=== Written problem ===
Copy only what runs from the line containing "Enumerate this screenshot's" through the end of the material below, line for line, with both ends included.
%%
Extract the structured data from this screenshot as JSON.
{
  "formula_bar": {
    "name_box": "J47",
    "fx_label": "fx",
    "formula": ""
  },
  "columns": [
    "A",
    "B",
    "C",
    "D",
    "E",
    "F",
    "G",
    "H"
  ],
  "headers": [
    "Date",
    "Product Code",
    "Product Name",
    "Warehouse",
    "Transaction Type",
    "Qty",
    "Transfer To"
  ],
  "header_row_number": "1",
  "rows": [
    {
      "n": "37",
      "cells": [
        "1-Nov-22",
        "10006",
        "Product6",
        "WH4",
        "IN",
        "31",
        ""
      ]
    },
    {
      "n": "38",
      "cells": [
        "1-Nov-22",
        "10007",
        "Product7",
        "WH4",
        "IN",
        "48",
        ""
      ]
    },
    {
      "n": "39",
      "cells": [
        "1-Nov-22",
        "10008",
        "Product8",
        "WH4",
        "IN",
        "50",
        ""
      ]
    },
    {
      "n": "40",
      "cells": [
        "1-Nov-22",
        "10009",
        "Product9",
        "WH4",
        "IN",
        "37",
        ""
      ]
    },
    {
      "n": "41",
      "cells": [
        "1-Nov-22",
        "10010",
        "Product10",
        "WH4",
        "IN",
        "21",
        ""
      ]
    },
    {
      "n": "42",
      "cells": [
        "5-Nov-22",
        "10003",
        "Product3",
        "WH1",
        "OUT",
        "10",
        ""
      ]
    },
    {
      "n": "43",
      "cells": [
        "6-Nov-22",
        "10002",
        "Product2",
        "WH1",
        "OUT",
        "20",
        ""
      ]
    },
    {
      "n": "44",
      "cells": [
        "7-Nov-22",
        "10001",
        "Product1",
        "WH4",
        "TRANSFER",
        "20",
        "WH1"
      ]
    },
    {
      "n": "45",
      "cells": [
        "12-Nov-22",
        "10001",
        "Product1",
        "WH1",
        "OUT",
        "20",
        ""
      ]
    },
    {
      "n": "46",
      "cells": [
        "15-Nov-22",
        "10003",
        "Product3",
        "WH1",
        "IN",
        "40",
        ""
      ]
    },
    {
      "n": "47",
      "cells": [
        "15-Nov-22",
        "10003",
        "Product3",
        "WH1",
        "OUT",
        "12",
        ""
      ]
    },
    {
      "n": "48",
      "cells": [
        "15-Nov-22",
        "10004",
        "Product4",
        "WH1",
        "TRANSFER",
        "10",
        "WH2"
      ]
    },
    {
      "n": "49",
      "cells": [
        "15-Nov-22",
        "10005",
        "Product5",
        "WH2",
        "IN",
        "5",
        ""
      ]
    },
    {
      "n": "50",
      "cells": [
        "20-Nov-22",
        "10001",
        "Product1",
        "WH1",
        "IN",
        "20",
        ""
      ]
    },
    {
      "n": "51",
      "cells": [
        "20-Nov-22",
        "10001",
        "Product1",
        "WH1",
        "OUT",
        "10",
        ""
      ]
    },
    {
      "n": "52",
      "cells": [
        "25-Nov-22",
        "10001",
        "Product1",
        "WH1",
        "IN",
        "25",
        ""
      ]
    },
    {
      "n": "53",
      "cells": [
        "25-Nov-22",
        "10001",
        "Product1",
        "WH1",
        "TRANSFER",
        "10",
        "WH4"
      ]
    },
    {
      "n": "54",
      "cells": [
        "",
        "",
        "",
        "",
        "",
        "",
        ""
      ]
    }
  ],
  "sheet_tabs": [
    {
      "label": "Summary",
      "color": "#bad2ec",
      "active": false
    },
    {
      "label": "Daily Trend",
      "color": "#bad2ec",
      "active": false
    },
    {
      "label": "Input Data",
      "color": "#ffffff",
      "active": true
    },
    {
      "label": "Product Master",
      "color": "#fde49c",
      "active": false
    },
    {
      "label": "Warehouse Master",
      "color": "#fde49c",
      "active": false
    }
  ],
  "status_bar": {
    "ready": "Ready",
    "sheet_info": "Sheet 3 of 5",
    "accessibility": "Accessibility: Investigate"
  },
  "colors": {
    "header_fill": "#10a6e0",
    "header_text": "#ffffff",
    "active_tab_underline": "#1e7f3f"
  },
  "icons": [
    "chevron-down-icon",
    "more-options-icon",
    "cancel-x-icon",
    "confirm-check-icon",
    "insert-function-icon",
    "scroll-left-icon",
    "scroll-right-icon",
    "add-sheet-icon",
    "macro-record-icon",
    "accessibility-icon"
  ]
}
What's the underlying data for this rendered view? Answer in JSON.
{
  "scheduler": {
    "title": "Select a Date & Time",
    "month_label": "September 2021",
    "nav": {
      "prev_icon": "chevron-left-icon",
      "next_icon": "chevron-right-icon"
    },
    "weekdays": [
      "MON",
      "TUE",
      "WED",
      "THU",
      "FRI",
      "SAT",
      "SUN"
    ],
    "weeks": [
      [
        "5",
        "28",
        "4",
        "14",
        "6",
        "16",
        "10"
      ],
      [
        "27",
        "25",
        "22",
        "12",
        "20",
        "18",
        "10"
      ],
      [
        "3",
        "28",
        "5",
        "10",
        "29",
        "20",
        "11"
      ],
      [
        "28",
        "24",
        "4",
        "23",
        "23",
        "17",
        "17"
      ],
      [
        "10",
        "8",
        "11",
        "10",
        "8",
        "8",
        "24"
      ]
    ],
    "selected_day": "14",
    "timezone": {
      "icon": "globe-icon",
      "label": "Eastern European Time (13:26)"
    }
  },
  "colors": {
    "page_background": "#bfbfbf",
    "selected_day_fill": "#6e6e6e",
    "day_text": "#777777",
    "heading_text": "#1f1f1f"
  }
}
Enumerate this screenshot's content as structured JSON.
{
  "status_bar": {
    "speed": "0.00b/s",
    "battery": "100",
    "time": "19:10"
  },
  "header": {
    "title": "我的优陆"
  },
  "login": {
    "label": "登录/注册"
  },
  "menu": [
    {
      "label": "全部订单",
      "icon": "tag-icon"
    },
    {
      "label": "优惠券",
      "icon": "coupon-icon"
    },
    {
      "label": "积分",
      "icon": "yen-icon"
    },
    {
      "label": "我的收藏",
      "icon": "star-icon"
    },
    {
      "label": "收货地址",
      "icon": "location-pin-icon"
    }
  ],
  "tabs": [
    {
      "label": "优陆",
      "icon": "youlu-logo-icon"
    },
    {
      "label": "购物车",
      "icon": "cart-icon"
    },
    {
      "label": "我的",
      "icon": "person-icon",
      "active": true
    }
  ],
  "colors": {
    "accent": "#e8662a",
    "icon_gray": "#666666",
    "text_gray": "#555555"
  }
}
%%
=== Written answer ===
Enumerate this screenshot's content as structured JSON.
{
  "status_bar": {
    "speed": "0.00b/s",
    "battery": "100",
    "time": "19:10"
  },
  "header": {
    "title": "我的优陆"
  },
  "login": {
    "label": "登录/注册"
  },
  "menu": [
    {
      "label": "全部订单",
      "icon": "tag-icon"
    },
    {
      "label": "优惠券",
      "icon": "coupon-icon"
    },
    {
      "label": "积分",
      "icon": "yen-icon"
    },
    {
      "label": "我的收藏",
      "icon": "star-icon"
    },
    {
      "label": "收货地址",
      "icon": "location-pin-icon"
    }
  ],
  "tabs": [
    {
      "label": "优陆",
      "icon": "youlu-logo-icon"
    },
    {
      "label": "购物车",
      "icon": "cart-icon"
    },
    {
      "label": "我的",
      "icon": "person-icon",
      "active": true
    }
  ],
  "colors": {
    "accent": "#e8662a",
    "icon_gray": "#666666",
    "text_gray": "#555555"
  }
}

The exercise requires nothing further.